## TESTO
################
Ridando poi fiato alla favola per anime belle secondo cui “una seconda occasione persa furono i trattati di Minsk (Bielorussia). Se l’occidente li avesse rispettati, l’invasione dell’Ucraina da parte della Russia non sarebbe avvenuta”. Per delucidazioni nel merito, chiedere magari ai confratelli della zona, dalla Polonia ai paesi baltici, per non parlare ovviamente degli ucraini. Avrebbero molto da dire e insegnare all’eccellentissimo Moscone. Ucraini ai quali Leone XIV ha fin da subito dato la propria solidarietà, non solo a parole, ma con fatti concreti, come dimostra non solo l’udienza concessa a Castel Gandolfo a Volodymyr Zelensky, ma anche i ripetuti incontri con l’arcivescovo di Kyiv, il capo e padre della Chiesa greco-cattolica ucraina, Sviatoslav Shevchuk. “Io sono con il popolo ucraino. La Santa Sede continua e continuerà a sostenere ogni iniziativa e creare le condizioni necessarie per il dialogo e accompagnerà il popolo ucraino in questo terribile tempo della storia”, aveva detto all’arcivescovo il 15 maggio scorso. Vladimir Putin, capendo prima di tanti altri il cambiamento di toni e orientamento, prendeva la cornetta e componeva all’inizio di giugno il numero di telefono del Papa: “Diplomazia al telefono”, si disse con i consueti toni soft, ma il succo della conversazione era nella richiesta di Leone all’interlocutore russo di “fare un gesto che favorisca la pace”. Non lo richiese a Zelensky, ma a Putin. All’invasore.
################
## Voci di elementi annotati
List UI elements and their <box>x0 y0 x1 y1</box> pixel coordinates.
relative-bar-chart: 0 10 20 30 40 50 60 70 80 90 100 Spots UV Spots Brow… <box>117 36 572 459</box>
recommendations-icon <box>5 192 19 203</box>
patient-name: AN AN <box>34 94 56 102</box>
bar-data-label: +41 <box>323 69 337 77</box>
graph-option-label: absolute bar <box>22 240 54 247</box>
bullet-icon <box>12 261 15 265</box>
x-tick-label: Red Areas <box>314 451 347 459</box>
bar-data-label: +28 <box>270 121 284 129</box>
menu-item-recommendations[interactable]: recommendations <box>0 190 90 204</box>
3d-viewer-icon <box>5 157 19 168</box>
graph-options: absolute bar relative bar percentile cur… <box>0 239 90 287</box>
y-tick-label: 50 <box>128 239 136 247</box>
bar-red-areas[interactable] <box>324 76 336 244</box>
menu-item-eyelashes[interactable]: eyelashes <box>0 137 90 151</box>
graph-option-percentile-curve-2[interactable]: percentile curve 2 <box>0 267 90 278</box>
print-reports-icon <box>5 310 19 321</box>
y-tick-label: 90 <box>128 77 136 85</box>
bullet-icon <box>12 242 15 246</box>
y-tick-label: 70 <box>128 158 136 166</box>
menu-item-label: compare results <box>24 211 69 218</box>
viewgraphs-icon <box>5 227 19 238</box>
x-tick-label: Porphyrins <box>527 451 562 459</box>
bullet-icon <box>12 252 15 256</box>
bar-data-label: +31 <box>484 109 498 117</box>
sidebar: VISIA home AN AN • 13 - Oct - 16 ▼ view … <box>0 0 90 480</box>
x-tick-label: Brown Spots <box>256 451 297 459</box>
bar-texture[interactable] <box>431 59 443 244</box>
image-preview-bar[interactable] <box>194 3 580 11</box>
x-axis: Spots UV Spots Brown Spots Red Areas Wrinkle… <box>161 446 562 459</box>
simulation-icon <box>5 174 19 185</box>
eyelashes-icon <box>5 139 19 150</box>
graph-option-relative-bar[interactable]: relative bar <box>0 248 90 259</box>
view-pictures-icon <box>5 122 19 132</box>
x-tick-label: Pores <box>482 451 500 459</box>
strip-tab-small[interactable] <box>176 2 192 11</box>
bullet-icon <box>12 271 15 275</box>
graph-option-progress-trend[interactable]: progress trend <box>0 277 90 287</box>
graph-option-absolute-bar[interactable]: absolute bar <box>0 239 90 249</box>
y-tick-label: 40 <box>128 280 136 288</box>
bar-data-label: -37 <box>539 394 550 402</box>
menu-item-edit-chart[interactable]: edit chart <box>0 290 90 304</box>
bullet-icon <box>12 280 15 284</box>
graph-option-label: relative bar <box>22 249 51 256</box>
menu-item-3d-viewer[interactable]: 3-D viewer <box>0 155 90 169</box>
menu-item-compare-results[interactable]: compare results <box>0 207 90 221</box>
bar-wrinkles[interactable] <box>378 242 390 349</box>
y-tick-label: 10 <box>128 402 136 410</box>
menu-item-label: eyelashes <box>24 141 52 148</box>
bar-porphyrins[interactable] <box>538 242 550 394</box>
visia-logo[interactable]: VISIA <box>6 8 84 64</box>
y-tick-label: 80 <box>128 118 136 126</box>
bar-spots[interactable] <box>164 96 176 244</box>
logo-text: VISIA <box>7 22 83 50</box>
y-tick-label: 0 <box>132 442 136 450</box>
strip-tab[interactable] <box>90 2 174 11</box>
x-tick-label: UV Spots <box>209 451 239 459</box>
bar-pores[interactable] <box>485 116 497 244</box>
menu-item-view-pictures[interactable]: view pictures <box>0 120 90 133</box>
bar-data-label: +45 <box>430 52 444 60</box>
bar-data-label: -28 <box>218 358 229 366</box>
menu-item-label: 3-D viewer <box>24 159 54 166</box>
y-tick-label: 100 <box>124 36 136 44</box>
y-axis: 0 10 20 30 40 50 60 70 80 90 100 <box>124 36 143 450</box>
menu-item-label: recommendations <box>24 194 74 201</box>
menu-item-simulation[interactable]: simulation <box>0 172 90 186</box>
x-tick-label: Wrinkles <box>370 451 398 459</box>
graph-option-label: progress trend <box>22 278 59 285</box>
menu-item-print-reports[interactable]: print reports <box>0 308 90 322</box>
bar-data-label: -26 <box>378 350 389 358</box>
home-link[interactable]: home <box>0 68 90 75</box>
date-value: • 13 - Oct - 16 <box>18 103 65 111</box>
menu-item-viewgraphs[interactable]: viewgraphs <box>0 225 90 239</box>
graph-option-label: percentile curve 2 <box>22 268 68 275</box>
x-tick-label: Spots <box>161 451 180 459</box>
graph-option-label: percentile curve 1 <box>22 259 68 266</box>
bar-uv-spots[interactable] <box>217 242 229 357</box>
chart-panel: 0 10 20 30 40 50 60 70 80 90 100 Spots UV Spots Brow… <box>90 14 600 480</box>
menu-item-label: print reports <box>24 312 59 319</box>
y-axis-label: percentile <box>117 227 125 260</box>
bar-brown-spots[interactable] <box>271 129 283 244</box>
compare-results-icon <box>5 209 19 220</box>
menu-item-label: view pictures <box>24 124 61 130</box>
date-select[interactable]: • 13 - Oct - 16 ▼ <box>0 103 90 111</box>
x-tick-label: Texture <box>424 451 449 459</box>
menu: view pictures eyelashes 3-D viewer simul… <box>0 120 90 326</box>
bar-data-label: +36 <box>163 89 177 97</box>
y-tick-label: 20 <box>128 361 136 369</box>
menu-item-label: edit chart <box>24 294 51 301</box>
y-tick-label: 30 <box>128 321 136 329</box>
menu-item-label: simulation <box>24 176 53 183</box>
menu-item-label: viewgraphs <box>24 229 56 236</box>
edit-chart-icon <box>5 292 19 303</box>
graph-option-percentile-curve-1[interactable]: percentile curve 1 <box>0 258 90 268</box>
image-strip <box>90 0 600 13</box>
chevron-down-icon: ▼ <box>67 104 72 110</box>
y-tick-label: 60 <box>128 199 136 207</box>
################
## COMPITO RICHIESTO A
Nel testo su Leone XIV e l'Ucraina, in quale data il Papa ha detto all'arcivescovo "Io sono con il popolo ucraino"?
## COMPITO RICHIESTO B
Elenca tutte le persone chiamate per nome nel testo su Leone XIV e l'Ucraina.
## COMPITO RICHIESTO C
Estendi il testo su Leone XIV e l'Ucraina a partire dalla sua ultima frase.

## RISULTATO DELL'ESERCIZIO A
Il 15 maggio scorso.

## RISULTATO DELL'ESERCIZIO B
Moscone, Leone XIV, Volodymyr Zelensky, Sviatoslav Shevchuk, Vladimir Putin

## RISULTATO DELL'ESERCIZIO C
Non che sia una novità: nei giorni successivi all’elezione veniva rimbalzato un video in cui l’allora cardinale Robert Prevost, all’indomani dell’invasione dell’Ucraina, mostrava di avere idee chiarissime: quella della Russia, diceva, “è un’autentica invasione imperialista”: “E’ già provato che si stanno commettendo crimini contro l’umanità”. Aggiungeva, poi, che bisogna “essere molto chiari, perché alcuni politici (peruviani, ndr), non vogliono riconoscere gli orrori di questa guerra e il male che la Russia sta commettendo in Ucraina”. Anche ai più solidi garanti della continuità tra pontificati non può che apparire evidente la distanza che c’è – sia essa condivisibile o meno – fra tali parole e quanto disse Francesco, ad esempio, sul “coraggio della bandiera bianca” da sventolare “quando vedi che sei sconfitto e che le cose non vanno”.